§ **WHAT YOU ARE ASKED TO DO**: Gather the lines below that include the string "这种修辞手法的好处", copying each in full.

──────

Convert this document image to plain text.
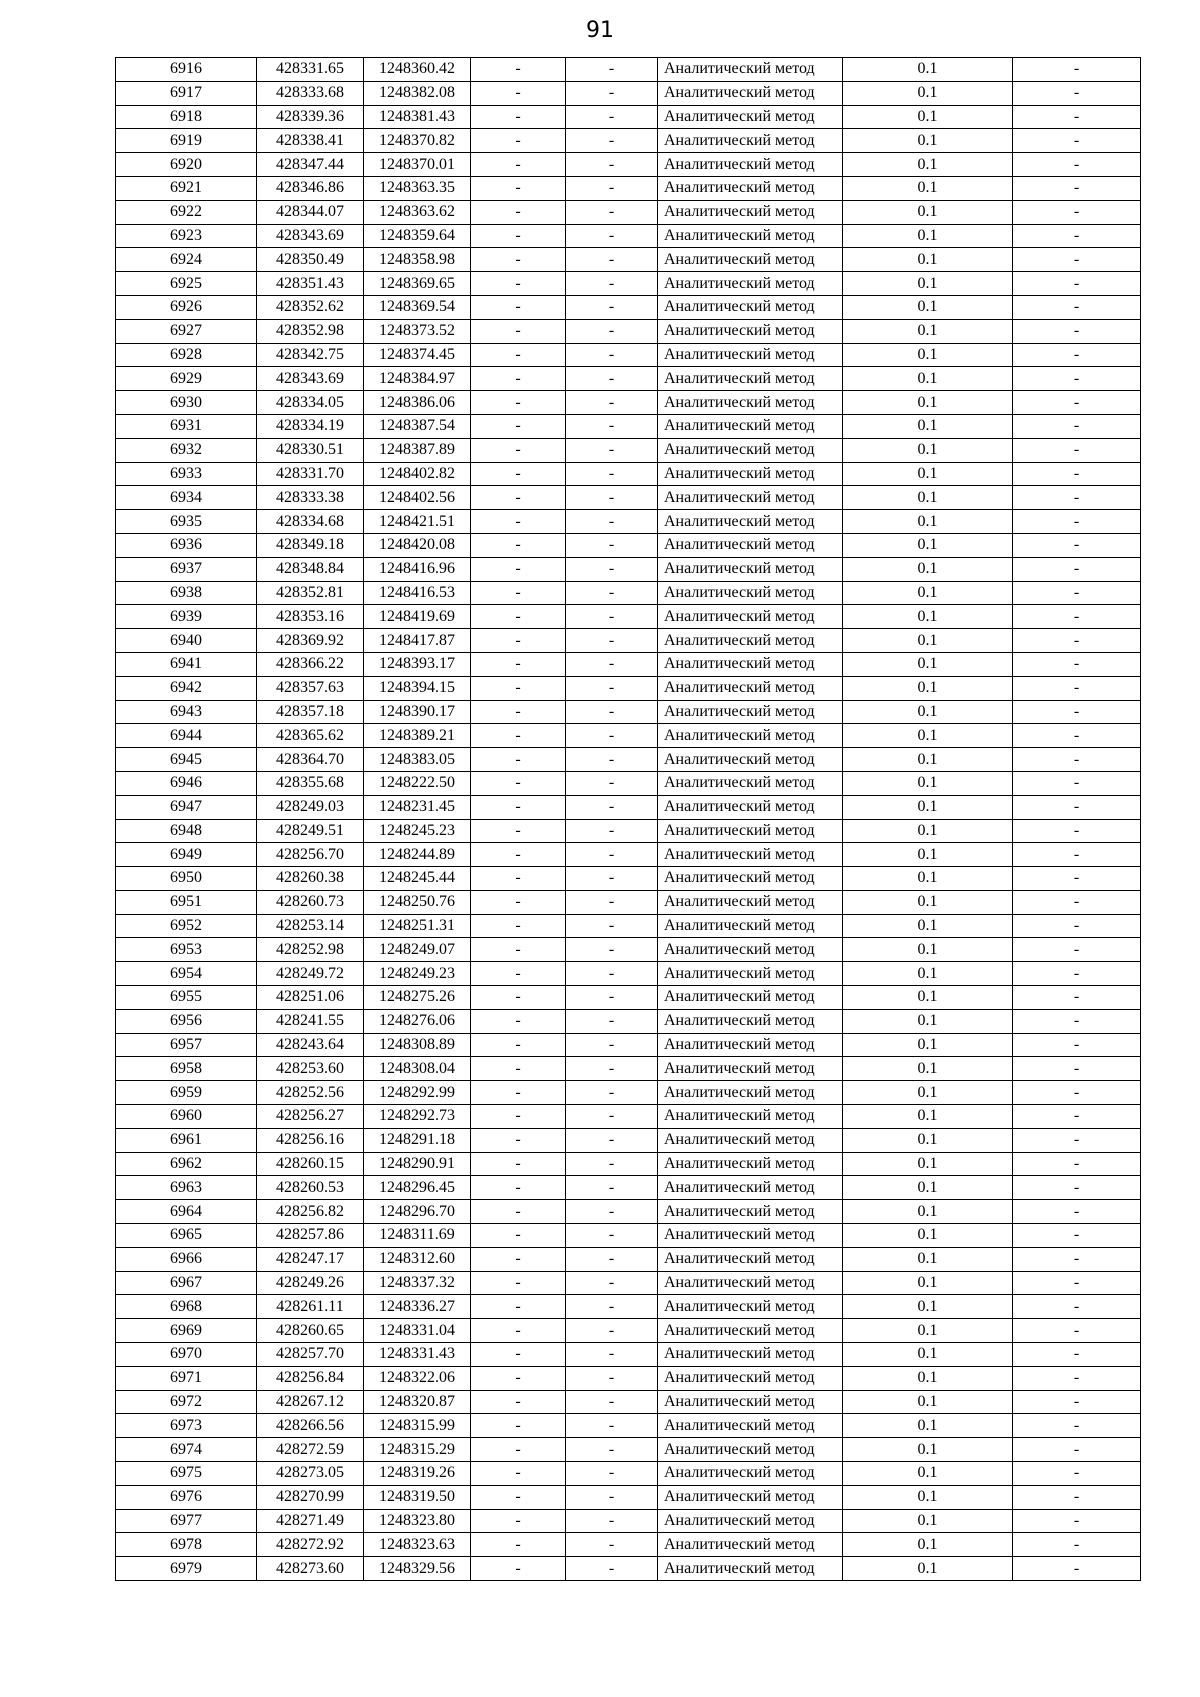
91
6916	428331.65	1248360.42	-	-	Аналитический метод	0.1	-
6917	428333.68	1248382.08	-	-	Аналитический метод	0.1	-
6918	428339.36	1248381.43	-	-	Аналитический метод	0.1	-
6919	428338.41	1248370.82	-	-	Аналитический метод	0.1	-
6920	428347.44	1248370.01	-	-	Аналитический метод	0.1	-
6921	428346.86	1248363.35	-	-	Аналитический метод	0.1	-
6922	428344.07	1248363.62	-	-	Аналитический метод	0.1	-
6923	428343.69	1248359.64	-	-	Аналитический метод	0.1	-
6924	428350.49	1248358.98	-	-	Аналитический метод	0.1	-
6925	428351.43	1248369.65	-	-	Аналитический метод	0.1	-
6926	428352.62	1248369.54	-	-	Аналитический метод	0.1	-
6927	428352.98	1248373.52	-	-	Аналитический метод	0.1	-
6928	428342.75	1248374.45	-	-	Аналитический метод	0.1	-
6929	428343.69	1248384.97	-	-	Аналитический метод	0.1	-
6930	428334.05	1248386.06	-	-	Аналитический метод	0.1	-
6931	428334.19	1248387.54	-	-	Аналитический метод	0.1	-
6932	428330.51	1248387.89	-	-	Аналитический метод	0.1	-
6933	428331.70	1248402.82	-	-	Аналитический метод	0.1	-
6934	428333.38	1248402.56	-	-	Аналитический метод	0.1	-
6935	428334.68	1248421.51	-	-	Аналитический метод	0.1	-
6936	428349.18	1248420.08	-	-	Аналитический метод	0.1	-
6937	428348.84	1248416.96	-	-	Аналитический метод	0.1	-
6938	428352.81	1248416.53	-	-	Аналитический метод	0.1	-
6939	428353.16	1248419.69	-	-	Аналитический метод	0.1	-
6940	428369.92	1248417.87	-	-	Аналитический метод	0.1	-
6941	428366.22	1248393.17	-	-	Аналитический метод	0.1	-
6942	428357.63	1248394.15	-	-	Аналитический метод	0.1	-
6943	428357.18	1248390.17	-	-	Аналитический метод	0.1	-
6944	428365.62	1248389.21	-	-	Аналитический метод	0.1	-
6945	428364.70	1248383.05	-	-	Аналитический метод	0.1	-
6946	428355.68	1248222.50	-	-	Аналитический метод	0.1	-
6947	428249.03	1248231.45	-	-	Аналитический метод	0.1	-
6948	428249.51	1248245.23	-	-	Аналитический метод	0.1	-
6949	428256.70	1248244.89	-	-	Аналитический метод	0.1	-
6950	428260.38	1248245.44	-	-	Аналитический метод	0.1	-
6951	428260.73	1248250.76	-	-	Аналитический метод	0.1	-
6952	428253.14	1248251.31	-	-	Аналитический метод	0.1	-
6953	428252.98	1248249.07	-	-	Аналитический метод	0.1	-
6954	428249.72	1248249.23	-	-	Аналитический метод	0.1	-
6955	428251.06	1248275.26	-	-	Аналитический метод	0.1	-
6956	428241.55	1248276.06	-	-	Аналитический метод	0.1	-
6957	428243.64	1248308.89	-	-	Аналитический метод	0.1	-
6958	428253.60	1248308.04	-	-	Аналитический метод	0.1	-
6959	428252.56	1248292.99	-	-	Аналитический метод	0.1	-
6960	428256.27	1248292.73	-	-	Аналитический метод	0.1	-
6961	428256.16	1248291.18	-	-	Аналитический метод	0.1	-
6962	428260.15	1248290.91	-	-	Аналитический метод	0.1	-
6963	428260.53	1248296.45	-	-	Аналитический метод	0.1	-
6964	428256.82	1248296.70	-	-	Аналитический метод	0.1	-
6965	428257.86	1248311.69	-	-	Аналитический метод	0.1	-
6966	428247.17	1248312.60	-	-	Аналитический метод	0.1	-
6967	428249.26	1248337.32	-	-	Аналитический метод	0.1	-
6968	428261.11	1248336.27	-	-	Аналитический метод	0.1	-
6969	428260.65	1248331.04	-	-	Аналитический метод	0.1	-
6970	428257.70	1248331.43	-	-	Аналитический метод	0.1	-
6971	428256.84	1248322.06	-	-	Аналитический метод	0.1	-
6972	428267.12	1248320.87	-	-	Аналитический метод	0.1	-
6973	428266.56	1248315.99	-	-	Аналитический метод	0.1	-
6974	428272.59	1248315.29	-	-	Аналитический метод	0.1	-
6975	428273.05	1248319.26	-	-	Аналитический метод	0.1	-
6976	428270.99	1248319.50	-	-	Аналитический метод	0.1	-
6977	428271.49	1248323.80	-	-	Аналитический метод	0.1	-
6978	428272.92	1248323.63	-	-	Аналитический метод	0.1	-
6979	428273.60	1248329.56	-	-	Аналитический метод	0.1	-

──────

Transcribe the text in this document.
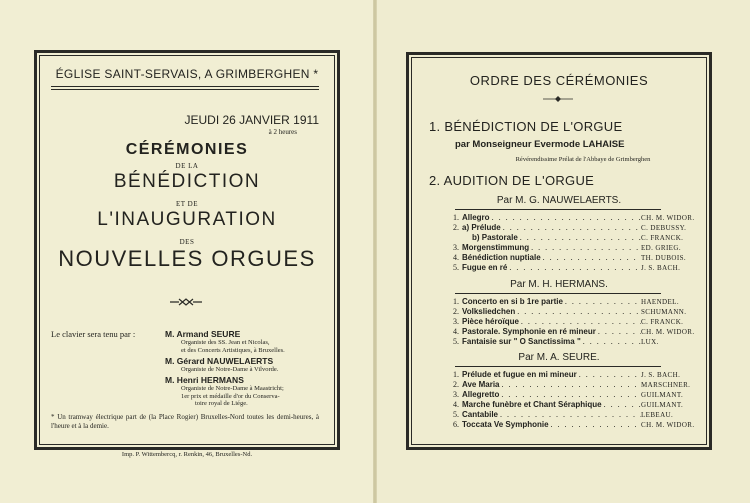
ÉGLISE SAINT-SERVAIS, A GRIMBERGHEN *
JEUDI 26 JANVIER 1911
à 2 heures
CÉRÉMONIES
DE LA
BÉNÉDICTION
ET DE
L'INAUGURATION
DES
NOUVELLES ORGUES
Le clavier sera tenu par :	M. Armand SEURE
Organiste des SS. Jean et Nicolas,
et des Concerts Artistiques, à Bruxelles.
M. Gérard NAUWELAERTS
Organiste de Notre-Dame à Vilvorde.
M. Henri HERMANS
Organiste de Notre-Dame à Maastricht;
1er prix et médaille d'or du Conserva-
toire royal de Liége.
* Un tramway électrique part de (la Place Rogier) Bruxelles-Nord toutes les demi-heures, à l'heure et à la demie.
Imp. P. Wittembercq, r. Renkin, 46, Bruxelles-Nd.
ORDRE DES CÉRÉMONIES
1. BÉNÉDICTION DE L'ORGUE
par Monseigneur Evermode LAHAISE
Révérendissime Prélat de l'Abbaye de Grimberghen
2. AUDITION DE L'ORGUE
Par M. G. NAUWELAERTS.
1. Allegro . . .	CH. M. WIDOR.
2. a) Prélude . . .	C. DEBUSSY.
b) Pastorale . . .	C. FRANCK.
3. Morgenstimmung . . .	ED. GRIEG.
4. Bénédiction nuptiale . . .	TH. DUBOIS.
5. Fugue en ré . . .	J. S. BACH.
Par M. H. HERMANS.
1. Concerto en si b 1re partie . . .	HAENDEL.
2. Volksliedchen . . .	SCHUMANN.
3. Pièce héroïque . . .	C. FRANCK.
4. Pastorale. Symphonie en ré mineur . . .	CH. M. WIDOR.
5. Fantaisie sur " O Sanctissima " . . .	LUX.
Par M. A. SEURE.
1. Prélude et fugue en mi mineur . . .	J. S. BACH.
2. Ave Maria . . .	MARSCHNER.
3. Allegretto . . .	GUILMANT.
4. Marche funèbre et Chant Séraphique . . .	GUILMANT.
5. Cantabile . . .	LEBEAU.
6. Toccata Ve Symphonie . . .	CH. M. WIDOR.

──────

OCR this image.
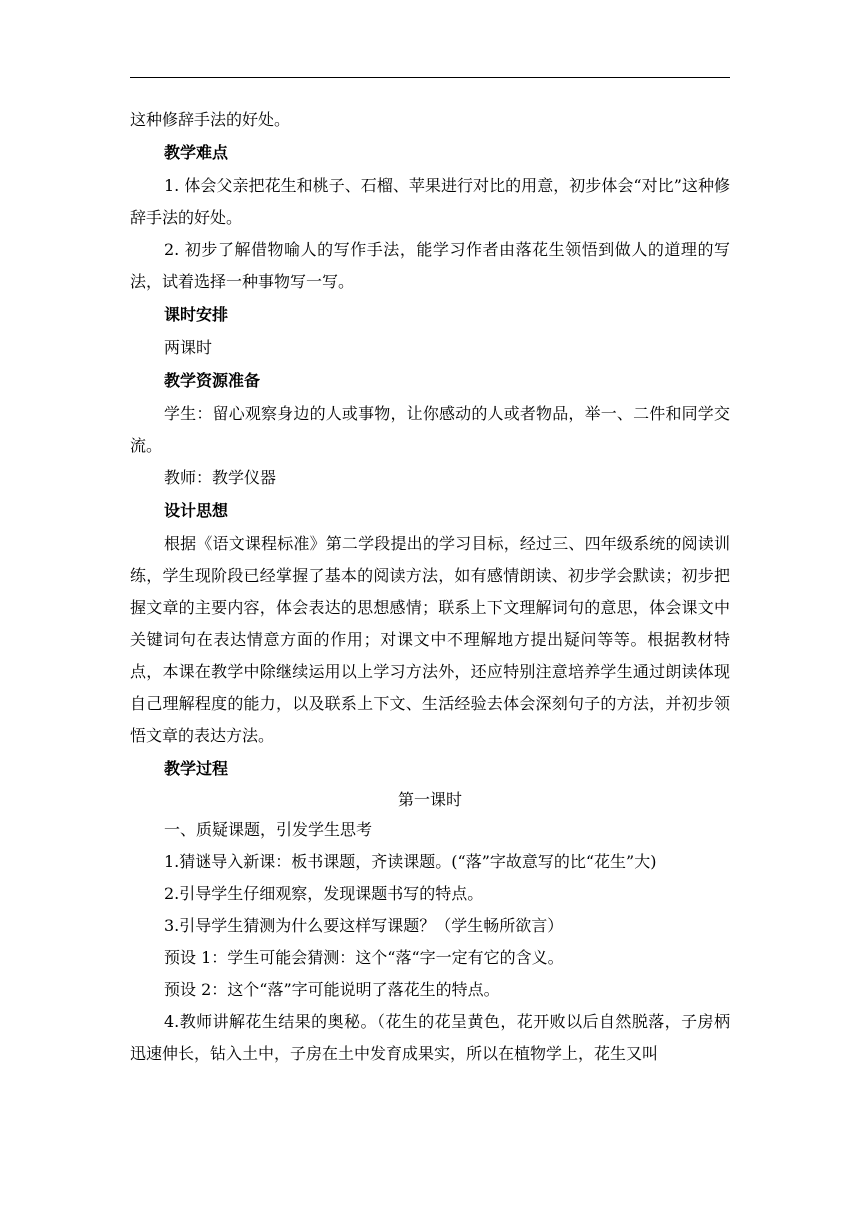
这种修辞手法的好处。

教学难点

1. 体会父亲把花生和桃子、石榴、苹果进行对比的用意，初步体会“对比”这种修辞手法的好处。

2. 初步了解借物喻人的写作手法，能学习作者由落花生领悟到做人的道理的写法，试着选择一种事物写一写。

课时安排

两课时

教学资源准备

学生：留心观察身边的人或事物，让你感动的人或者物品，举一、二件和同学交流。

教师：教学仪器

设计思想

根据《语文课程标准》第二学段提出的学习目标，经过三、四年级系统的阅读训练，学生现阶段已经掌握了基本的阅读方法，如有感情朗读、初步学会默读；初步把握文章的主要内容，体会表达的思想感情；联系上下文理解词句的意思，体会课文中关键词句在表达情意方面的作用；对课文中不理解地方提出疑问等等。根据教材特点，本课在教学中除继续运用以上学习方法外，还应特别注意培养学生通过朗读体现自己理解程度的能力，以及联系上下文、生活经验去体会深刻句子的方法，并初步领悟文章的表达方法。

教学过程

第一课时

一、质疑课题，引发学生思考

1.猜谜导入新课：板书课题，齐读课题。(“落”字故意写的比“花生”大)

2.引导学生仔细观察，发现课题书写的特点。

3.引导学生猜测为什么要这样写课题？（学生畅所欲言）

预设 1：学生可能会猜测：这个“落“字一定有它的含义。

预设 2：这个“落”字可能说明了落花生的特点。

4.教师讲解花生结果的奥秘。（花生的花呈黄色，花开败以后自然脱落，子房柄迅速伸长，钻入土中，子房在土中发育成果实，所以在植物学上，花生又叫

──────

§ **THE ANSWER**:
这种修辞手法的好处。
1. 体会父亲把花生和桃子、石榴、苹果进行对比的用意，初步体会“对比”这种修辞手法的好处。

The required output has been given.